## begin DATASET RECORDS

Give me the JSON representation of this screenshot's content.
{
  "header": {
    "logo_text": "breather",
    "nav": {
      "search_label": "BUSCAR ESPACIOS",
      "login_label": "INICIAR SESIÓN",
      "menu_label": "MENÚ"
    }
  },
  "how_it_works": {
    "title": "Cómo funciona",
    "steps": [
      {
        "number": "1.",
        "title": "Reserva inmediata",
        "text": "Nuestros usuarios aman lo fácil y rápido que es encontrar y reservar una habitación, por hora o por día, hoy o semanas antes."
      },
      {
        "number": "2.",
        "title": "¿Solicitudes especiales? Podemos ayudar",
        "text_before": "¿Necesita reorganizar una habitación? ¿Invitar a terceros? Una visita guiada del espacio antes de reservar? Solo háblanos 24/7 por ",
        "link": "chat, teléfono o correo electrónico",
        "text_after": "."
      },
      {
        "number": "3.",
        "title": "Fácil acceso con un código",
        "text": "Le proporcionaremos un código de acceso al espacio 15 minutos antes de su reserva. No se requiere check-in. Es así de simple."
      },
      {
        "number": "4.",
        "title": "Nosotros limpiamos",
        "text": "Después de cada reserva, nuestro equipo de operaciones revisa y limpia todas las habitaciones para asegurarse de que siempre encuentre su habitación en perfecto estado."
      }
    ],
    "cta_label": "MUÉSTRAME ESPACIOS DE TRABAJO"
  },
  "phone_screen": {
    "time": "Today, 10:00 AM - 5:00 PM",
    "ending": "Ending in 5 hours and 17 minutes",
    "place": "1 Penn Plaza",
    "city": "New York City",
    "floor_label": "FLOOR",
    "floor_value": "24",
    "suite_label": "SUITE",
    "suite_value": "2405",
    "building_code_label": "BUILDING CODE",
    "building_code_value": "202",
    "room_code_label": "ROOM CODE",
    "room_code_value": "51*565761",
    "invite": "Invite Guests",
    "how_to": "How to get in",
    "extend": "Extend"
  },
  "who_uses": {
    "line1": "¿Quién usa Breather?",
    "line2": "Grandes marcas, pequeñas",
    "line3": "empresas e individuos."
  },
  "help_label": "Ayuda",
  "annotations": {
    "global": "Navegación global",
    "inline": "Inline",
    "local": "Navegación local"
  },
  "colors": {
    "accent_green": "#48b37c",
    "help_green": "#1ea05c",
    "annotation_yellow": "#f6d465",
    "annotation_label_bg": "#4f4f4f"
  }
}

## end DATASET RECORDS

▶ _TASK DETAILS_:
Gather from the entries above all lines that include the string "código".

▶ _THE RESULT_:
        "title": "Fácil acceso con un código",
        "text": "Le proporcionaremos un código de acceso al espacio 15 minutos antes de su reserva. No se requiere check-in. Es así de simple."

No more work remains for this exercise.